= What the task requires =
Print all of the data exactly as written.

= Records supplied =
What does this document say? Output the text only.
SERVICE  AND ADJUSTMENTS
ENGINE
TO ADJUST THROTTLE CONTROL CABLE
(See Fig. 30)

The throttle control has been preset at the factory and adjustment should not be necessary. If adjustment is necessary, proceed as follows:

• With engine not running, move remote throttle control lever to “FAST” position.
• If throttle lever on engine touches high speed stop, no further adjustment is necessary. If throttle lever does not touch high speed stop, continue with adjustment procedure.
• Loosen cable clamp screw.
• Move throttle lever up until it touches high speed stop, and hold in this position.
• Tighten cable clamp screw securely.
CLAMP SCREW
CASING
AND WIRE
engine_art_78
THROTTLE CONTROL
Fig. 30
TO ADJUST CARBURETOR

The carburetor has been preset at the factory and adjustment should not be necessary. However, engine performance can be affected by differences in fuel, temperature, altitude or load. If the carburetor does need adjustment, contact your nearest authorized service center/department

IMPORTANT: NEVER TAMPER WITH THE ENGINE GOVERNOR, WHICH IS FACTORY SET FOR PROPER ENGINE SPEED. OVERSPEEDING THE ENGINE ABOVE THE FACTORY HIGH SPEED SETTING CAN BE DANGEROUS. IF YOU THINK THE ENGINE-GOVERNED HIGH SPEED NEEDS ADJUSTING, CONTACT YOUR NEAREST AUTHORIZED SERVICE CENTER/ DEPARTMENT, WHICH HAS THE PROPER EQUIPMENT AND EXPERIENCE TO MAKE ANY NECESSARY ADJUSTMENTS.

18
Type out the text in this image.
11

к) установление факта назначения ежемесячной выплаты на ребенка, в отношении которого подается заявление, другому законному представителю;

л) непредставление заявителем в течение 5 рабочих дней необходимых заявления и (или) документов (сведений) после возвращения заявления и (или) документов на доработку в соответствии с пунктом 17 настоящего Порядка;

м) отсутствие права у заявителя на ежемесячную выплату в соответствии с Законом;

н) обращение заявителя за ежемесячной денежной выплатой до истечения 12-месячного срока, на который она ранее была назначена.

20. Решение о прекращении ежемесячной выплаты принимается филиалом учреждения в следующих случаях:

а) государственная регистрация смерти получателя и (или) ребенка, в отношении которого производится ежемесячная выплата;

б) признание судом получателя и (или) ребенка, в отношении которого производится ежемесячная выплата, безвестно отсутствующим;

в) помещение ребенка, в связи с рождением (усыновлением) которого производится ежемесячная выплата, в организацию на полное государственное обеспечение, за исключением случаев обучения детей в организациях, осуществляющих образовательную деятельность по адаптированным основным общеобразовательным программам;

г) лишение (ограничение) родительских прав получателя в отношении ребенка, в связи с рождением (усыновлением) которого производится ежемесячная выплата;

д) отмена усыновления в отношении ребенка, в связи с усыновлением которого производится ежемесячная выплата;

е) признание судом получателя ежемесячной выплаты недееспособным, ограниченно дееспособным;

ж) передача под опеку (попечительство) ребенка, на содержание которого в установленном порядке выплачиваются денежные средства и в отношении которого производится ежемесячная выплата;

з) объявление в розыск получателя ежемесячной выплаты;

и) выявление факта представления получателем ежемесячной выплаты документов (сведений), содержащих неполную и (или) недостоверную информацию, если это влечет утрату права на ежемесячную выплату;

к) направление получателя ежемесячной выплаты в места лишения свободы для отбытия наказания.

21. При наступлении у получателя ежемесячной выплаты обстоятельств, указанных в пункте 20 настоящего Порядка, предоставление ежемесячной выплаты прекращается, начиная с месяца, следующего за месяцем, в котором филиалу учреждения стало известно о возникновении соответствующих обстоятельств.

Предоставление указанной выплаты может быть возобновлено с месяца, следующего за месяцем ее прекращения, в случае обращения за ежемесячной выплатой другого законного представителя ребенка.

= Exercise result =
What does this document say? Output the text only.
SERVICE  AND ADJUSTMENTS
ENGINE
TO ADJUST THROTTLE CONTROL CABLE
(See Fig. 30)

The throttle control has been preset at the factory and adjustment should not be necessary. If adjustment is necessary, proceed as follows:

• With engine not running, move remote throttle control lever to “FAST” position.
• If throttle lever on engine touches high speed stop, no further adjustment is necessary. If throttle lever does not touch high speed stop, continue with adjustment procedure.
• Loosen cable clamp screw.
• Move throttle lever up until it touches high speed stop, and hold in this position.
• Tighten cable clamp screw securely.
CLAMP SCREW
CASING
AND WIRE
engine_art_78
THROTTLE CONTROL
Fig. 30
TO ADJUST CARBURETOR

The carburetor has been preset at the factory and adjustment should not be necessary. However, engine performance can be affected by differences in fuel, temperature, altitude or load. If the carburetor does need adjustment, contact your nearest authorized service center/department

IMPORTANT: NEVER TAMPER WITH THE ENGINE GOVERNOR, WHICH IS FACTORY SET FOR PROPER ENGINE SPEED. OVERSPEEDING THE ENGINE ABOVE THE FACTORY HIGH SPEED SETTING CAN BE DANGEROUS. IF YOU THINK THE ENGINE-GOVERNED HIGH SPEED NEEDS ADJUSTING, CONTACT YOUR NEAREST AUTHORIZED SERVICE CENTER/ DEPARTMENT, WHICH HAS THE PROPER EQUIPMENT AND EXPERIENCE TO MAKE ANY NECESSARY ADJUSTMENTS.

18
Type out the text in this image.
11

к) установление факта назначения ежемесячной выплаты на ребенка, в отношении которого подается заявление, другому законному представителю;

л) непредставление заявителем в течение 5 рабочих дней необходимых заявления и (или) документов (сведений) после возвращения заявления и (или) документов на доработку в соответствии с пунктом 17 настоящего Порядка;

м) отсутствие права у заявителя на ежемесячную выплату в соответствии с Законом;

н) обращение заявителя за ежемесячной денежной выплатой до истечения 12-месячного срока, на который она ранее была назначена.

20. Решение о прекращении ежемесячной выплаты принимается филиалом учреждения в следующих случаях:

а) государственная регистрация смерти получателя и (или) ребенка, в отношении которого производится ежемесячная выплата;

б) признание судом получателя и (или) ребенка, в отношении которого производится ежемесячная выплата, безвестно отсутствующим;

в) помещение ребенка, в связи с рождением (усыновлением) которого производится ежемесячная выплата, в организацию на полное государственное обеспечение, за исключением случаев обучения детей в организациях, осуществляющих образовательную деятельность по адаптированным основным общеобразовательным программам;

г) лишение (ограничение) родительских прав получателя в отношении ребенка, в связи с рождением (усыновлением) которого производится ежемесячная выплата;

д) отмена усыновления в отношении ребенка, в связи с усыновлением которого производится ежемесячная выплата;

е) признание судом получателя ежемесячной выплаты недееспособным, ограниченно дееспособным;

ж) передача под опеку (попечительство) ребенка, на содержание которого в установленном порядке выплачиваются денежные средства и в отношении которого производится ежемесячная выплата;

з) объявление в розыск получателя ежемесячной выплаты;

и) выявление факта представления получателем ежемесячной выплаты документов (сведений), содержащих неполную и (или) недостоверную информацию, если это влечет утрату права на ежемесячную выплату;

к) направление получателя ежемесячной выплаты в места лишения свободы для отбытия наказания.

21. При наступлении у получателя ежемесячной выплаты обстоятельств, указанных в пункте 20 настоящего Порядка, предоставление ежемесячной выплаты прекращается, начиная с месяца, следующего за месяцем, в котором филиалу учреждения стало известно о возникновении соответствующих обстоятельств.

Предоставление указанной выплаты может быть возобновлено с месяца, следующего за месяцем ее прекращения, в случае обращения за ежемесячной выплатой другого законного представителя ребенка.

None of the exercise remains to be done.